### STATED GOAL
Make an exact copy of all the entries, with the pictures left out.

══════════════════════════════

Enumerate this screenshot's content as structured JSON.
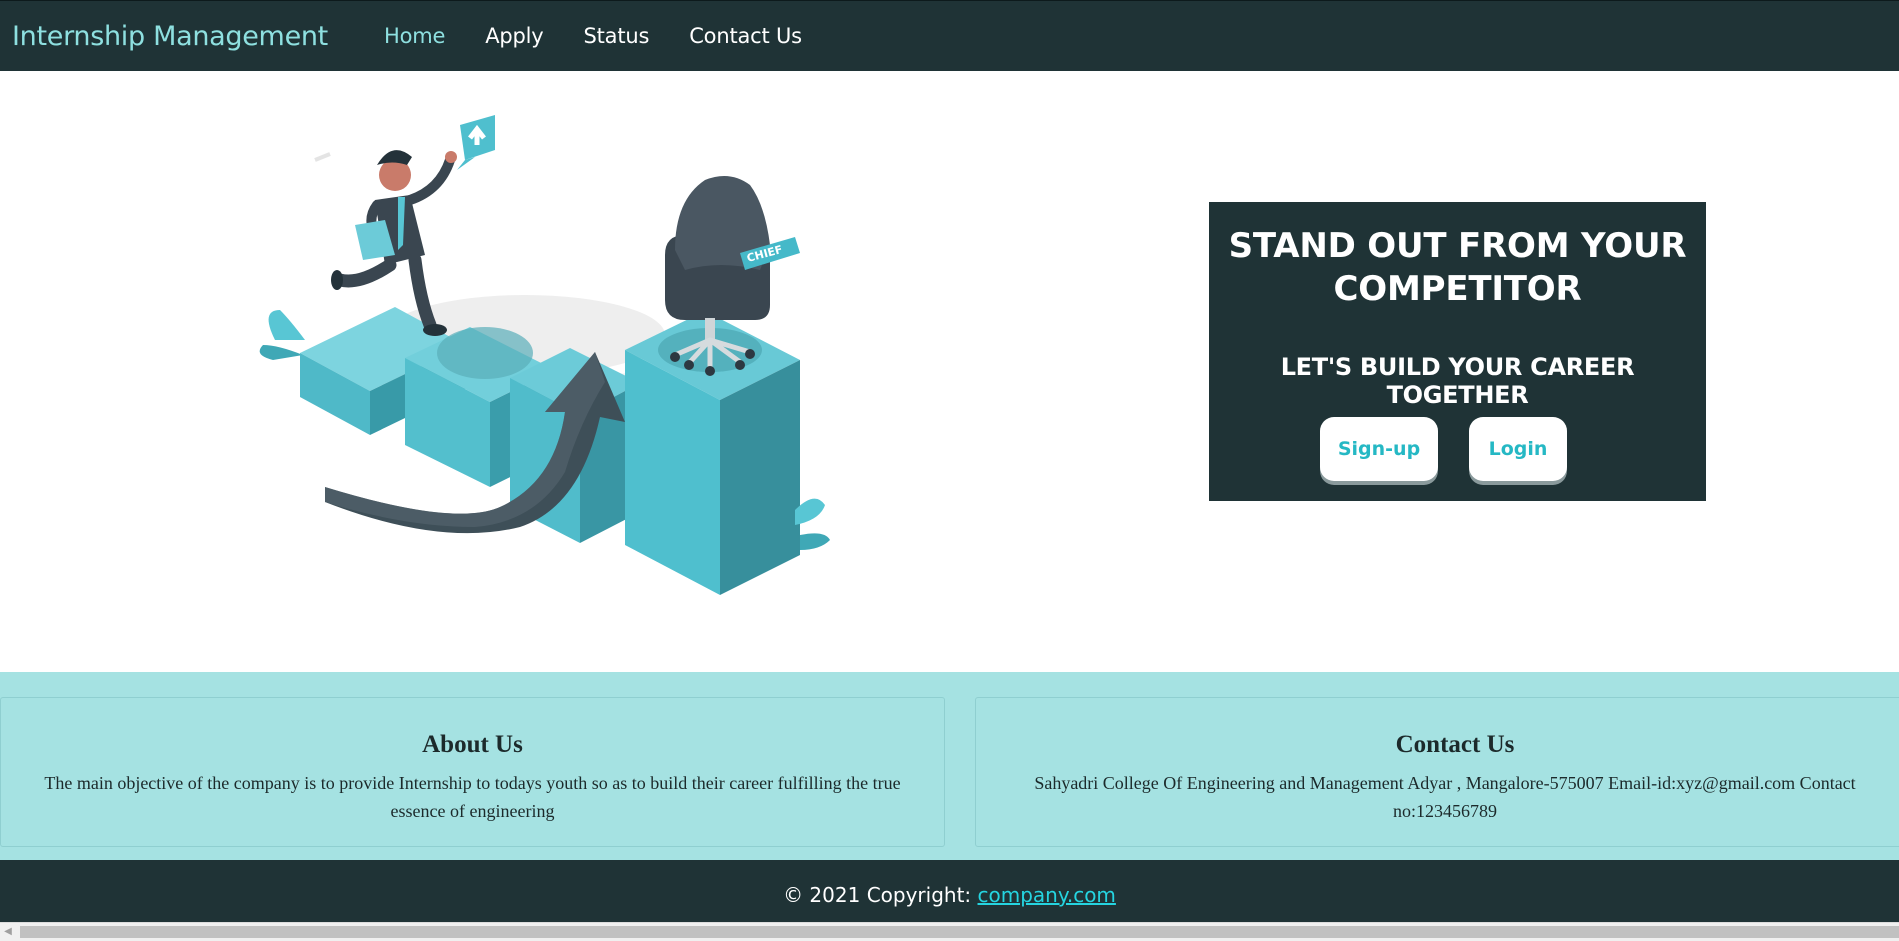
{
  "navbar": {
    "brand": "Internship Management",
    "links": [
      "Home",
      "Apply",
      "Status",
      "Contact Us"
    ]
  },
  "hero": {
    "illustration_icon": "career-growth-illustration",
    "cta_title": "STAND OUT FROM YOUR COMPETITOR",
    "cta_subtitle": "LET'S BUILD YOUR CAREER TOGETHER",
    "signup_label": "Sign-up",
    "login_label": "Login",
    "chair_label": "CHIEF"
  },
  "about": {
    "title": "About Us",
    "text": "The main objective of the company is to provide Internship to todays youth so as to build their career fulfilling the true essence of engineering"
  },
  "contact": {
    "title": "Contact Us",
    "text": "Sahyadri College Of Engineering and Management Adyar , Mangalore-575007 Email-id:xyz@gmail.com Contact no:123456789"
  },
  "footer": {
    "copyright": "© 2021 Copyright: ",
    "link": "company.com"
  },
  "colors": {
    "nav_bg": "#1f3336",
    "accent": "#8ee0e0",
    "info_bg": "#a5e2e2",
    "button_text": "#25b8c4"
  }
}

══════════════════════════════

### RESPONSE
Enumerate this screenshot's content as structured JSON.
{
  "navbar": {
    "brand": "Internship Management",
    "links": [
      "Home",
      "Apply",
      "Status",
      "Contact Us"
    ]
  },
  "hero": {
    "illustration_icon": "career-growth-illustration",
    "cta_title": "STAND OUT FROM YOUR COMPETITOR",
    "cta_subtitle": "LET'S BUILD YOUR CAREER TOGETHER",
    "signup_label": "Sign-up",
    "login_label": "Login",
    "chair_label": "CHIEF"
  },
  "about": {
    "title": "About Us",
    "text": "The main objective of the company is to provide Internship to todays youth so as to build their career fulfilling the true essence of engineering"
  },
  "contact": {
    "title": "Contact Us",
    "text": "Sahyadri College Of Engineering and Management Adyar , Mangalore-575007 Email-id:xyz@gmail.com Contact no:123456789"
  },
  "footer": {
    "copyright": "© 2021 Copyright: ",
    "link": "company.com"
  },
  "colors": {
    "nav_bg": "#1f3336",
    "accent": "#8ee0e0",
    "info_bg": "#a5e2e2",
    "button_text": "#25b8c4"
  }
}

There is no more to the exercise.